[start Available data]
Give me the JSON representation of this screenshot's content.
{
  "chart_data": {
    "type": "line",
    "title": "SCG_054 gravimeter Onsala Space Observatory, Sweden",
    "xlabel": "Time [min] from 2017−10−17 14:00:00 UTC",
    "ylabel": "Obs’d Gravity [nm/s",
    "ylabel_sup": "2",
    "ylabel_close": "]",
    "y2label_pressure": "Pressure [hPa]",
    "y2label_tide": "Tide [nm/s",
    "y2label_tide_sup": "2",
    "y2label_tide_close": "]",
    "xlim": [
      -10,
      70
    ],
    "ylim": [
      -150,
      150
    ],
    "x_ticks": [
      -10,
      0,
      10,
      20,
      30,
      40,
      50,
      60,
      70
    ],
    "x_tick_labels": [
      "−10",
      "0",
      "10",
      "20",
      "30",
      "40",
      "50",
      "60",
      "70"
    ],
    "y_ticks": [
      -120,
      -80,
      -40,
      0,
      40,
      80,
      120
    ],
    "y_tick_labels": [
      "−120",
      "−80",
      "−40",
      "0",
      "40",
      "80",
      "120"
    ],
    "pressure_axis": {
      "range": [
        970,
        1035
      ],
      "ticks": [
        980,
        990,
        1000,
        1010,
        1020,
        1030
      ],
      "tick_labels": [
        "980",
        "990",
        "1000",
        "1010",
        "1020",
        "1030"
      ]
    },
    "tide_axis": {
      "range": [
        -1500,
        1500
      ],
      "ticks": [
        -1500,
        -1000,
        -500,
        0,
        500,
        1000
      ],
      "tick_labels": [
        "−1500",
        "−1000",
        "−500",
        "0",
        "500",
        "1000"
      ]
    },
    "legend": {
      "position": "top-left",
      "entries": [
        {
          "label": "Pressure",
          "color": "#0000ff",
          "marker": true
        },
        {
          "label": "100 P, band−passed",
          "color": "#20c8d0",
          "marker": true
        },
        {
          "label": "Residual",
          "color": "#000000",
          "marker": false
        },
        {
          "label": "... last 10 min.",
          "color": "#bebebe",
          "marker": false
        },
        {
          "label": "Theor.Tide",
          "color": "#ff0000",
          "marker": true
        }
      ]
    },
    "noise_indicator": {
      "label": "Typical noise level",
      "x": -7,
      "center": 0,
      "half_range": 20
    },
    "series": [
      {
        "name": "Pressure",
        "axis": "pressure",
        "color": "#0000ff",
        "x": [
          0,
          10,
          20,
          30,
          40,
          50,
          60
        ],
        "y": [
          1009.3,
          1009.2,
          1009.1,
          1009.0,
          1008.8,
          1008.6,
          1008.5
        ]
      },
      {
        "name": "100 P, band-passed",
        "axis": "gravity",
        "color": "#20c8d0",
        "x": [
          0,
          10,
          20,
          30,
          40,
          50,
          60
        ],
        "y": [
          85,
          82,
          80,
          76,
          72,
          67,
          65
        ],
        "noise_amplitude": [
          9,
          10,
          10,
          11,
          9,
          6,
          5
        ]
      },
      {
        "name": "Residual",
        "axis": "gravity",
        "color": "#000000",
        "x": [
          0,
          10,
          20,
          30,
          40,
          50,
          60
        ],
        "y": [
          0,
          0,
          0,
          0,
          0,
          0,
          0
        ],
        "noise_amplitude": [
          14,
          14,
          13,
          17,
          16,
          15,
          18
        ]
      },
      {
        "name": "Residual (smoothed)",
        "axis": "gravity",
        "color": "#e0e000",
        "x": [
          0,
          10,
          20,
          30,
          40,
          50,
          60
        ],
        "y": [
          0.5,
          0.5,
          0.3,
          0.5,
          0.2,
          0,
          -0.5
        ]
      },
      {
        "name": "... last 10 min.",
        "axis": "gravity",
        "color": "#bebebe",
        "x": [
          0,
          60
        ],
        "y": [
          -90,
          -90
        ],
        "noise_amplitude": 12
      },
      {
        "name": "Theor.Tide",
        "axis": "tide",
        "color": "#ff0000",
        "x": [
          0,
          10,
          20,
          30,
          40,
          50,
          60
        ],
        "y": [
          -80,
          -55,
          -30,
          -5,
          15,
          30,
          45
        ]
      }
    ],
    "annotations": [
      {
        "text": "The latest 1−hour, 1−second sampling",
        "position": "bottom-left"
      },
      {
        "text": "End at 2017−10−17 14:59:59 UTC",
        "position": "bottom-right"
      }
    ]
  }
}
[end Available data]
Exercise requirements: Give the number of lines in the records above that contain the word "passed". Reply with that number alone.

Task answer: 2